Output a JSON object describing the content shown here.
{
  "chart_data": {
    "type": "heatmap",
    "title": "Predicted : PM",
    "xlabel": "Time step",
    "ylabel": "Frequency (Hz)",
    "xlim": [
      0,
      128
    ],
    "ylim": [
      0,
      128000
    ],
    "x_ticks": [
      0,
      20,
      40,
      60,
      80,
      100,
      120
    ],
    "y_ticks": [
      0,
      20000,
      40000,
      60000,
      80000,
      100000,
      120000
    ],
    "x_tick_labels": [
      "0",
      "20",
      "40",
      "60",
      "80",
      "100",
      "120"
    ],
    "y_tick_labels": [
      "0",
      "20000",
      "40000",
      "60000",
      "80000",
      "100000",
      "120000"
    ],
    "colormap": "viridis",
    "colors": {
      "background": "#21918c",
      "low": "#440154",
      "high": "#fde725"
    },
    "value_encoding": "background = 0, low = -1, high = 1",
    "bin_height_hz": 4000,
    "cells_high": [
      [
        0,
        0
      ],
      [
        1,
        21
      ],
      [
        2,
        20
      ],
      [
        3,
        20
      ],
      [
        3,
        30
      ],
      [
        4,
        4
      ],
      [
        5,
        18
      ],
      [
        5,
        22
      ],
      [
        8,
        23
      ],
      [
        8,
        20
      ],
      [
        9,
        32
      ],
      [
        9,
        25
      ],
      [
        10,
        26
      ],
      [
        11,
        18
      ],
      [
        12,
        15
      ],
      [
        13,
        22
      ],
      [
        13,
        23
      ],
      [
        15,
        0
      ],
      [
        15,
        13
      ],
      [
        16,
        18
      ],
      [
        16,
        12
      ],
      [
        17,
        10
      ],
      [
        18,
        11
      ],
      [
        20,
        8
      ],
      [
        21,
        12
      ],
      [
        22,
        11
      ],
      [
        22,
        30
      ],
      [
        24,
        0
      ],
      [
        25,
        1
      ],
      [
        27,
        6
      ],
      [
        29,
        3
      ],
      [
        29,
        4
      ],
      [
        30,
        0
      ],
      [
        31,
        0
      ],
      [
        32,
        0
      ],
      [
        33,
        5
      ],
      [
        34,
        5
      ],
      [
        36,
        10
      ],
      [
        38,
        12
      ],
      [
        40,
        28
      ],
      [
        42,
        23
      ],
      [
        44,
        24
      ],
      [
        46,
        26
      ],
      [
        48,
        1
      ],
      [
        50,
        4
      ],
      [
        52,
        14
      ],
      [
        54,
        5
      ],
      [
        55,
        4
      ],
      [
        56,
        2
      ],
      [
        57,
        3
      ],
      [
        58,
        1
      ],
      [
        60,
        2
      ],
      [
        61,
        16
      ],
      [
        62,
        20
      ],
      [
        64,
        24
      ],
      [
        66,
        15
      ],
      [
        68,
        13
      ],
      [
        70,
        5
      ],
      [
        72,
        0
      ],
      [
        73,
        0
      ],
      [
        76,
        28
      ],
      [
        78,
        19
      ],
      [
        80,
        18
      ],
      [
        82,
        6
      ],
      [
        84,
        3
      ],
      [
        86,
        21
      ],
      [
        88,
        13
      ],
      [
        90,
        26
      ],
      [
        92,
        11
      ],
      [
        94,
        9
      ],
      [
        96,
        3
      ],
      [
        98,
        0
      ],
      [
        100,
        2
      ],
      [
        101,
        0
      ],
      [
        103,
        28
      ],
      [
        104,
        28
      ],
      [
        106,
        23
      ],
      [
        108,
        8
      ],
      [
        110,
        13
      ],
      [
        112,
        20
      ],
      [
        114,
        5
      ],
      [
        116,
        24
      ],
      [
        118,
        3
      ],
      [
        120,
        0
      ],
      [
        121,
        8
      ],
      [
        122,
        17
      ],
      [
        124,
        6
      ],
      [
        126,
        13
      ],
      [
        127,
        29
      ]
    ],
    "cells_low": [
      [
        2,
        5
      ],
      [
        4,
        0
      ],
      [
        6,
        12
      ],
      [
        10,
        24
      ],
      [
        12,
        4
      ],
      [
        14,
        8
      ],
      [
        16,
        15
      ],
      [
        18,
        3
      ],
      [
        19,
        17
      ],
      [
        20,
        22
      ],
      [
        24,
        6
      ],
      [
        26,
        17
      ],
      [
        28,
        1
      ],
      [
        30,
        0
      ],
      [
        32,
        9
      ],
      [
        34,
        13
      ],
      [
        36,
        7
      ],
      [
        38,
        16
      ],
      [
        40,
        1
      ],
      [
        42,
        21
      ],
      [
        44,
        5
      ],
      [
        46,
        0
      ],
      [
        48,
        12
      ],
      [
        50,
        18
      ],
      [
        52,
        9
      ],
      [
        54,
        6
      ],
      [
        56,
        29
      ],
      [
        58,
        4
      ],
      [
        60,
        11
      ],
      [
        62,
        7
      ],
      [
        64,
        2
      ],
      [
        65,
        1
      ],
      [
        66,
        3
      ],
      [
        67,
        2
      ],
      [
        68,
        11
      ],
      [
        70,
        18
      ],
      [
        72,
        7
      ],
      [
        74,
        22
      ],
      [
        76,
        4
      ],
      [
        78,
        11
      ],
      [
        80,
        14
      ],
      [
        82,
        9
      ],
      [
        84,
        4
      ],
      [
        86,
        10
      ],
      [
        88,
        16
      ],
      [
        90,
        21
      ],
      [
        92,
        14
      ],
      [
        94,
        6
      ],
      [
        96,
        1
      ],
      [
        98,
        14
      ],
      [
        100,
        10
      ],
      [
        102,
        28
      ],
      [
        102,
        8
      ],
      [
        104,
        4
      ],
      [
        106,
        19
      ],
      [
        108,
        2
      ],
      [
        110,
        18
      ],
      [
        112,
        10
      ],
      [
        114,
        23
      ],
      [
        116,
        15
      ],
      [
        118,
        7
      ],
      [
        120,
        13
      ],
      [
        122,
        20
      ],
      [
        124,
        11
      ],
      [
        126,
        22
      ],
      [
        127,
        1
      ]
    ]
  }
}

____

* WRITTEN INSTRUCTION *
Reproduce each line of the material above precisely.

* COMPLETED TASK *
Output a JSON object describing the content shown here.
{
  "chart_data": {
    "type": "heatmap",
    "title": "Predicted : PM",
    "xlabel": "Time step",
    "ylabel": "Frequency (Hz)",
    "xlim": [
      0,
      128
    ],
    "ylim": [
      0,
      128000
    ],
    "x_ticks": [
      0,
      20,
      40,
      60,
      80,
      100,
      120
    ],
    "y_ticks": [
      0,
      20000,
      40000,
      60000,
      80000,
      100000,
      120000
    ],
    "x_tick_labels": [
      "0",
      "20",
      "40",
      "60",
      "80",
      "100",
      "120"
    ],
    "y_tick_labels": [
      "0",
      "20000",
      "40000",
      "60000",
      "80000",
      "100000",
      "120000"
    ],
    "colormap": "viridis",
    "colors": {
      "background": "#21918c",
      "low": "#440154",
      "high": "#fde725"
    },
    "value_encoding": "background = 0, low = -1, high = 1",
    "bin_height_hz": 4000,
    "cells_high": [
      [
        0,
        0
      ],
      [
        1,
        21
      ],
      [
        2,
        20
      ],
      [
        3,
        20
      ],
      [
        3,
        30
      ],
      [
        4,
        4
      ],
      [
        5,
        18
      ],
      [
        5,
        22
      ],
      [
        8,
        23
      ],
      [
        8,
        20
      ],
      [
        9,
        32
      ],
      [
        9,
        25
      ],
      [
        10,
        26
      ],
      [
        11,
        18
      ],
      [
        12,
        15
      ],
      [
        13,
        22
      ],
      [
        13,
        23
      ],
      [
        15,
        0
      ],
      [
        15,
        13
      ],
      [
        16,
        18
      ],
      [
        16,
        12
      ],
      [
        17,
        10
      ],
      [
        18,
        11
      ],
      [
        20,
        8
      ],
      [
        21,
        12
      ],
      [
        22,
        11
      ],
      [
        22,
        30
      ],
      [
        24,
        0
      ],
      [
        25,
        1
      ],
      [
        27,
        6
      ],
      [
        29,
        3
      ],
      [
        29,
        4
      ],
      [
        30,
        0
      ],
      [
        31,
        0
      ],
      [
        32,
        0
      ],
      [
        33,
        5
      ],
      [
        34,
        5
      ],
      [
        36,
        10
      ],
      [
        38,
        12
      ],
      [
        40,
        28
      ],
      [
        42,
        23
      ],
      [
        44,
        24
      ],
      [
        46,
        26
      ],
      [
        48,
        1
      ],
      [
        50,
        4
      ],
      [
        52,
        14
      ],
      [
        54,
        5
      ],
      [
        55,
        4
      ],
      [
        56,
        2
      ],
      [
        57,
        3
      ],
      [
        58,
        1
      ],
      [
        60,
        2
      ],
      [
        61,
        16
      ],
      [
        62,
        20
      ],
      [
        64,
        24
      ],
      [
        66,
        15
      ],
      [
        68,
        13
      ],
      [
        70,
        5
      ],
      [
        72,
        0
      ],
      [
        73,
        0
      ],
      [
        76,
        28
      ],
      [
        78,
        19
      ],
      [
        80,
        18
      ],
      [
        82,
        6
      ],
      [
        84,
        3
      ],
      [
        86,
        21
      ],
      [
        88,
        13
      ],
      [
        90,
        26
      ],
      [
        92,
        11
      ],
      [
        94,
        9
      ],
      [
        96,
        3
      ],
      [
        98,
        0
      ],
      [
        100,
        2
      ],
      [
        101,
        0
      ],
      [
        103,
        28
      ],
      [
        104,
        28
      ],
      [
        106,
        23
      ],
      [
        108,
        8
      ],
      [
        110,
        13
      ],
      [
        112,
        20
      ],
      [
        114,
        5
      ],
      [
        116,
        24
      ],
      [
        118,
        3
      ],
      [
        120,
        0
      ],
      [
        121,
        8
      ],
      [
        122,
        17
      ],
      [
        124,
        6
      ],
      [
        126,
        13
      ],
      [
        127,
        29
      ]
    ],
    "cells_low": [
      [
        2,
        5
      ],
      [
        4,
        0
      ],
      [
        6,
        12
      ],
      [
        10,
        24
      ],
      [
        12,
        4
      ],
      [
        14,
        8
      ],
      [
        16,
        15
      ],
      [
        18,
        3
      ],
      [
        19,
        17
      ],
      [
        20,
        22
      ],
      [
        24,
        6
      ],
      [
        26,
        17
      ],
      [
        28,
        1
      ],
      [
        30,
        0
      ],
      [
        32,
        9
      ],
      [
        34,
        13
      ],
      [
        36,
        7
      ],
      [
        38,
        16
      ],
      [
        40,
        1
      ],
      [
        42,
        21
      ],
      [
        44,
        5
      ],
      [
        46,
        0
      ],
      [
        48,
        12
      ],
      [
        50,
        18
      ],
      [
        52,
        9
      ],
      [
        54,
        6
      ],
      [
        56,
        29
      ],
      [
        58,
        4
      ],
      [
        60,
        11
      ],
      [
        62,
        7
      ],
      [
        64,
        2
      ],
      [
        65,
        1
      ],
      [
        66,
        3
      ],
      [
        67,
        2
      ],
      [
        68,
        11
      ],
      [
        70,
        18
      ],
      [
        72,
        7
      ],
      [
        74,
        22
      ],
      [
        76,
        4
      ],
      [
        78,
        11
      ],
      [
        80,
        14
      ],
      [
        82,
        9
      ],
      [
        84,
        4
      ],
      [
        86,
        10
      ],
      [
        88,
        16
      ],
      [
        90,
        21
      ],
      [
        92,
        14
      ],
      [
        94,
        6
      ],
      [
        96,
        1
      ],
      [
        98,
        14
      ],
      [
        100,
        10
      ],
      [
        102,
        28
      ],
      [
        102,
        8
      ],
      [
        104,
        4
      ],
      [
        106,
        19
      ],
      [
        108,
        2
      ],
      [
        110,
        18
      ],
      [
        112,
        10
      ],
      [
        114,
        23
      ],
      [
        116,
        15
      ],
      [
        118,
        7
      ],
      [
        120,
        13
      ],
      [
        122,
        20
      ],
      [
        124,
        11
      ],
      [
        126,
        22
      ],
      [
        127,
        1
      ]
    ]
  }
}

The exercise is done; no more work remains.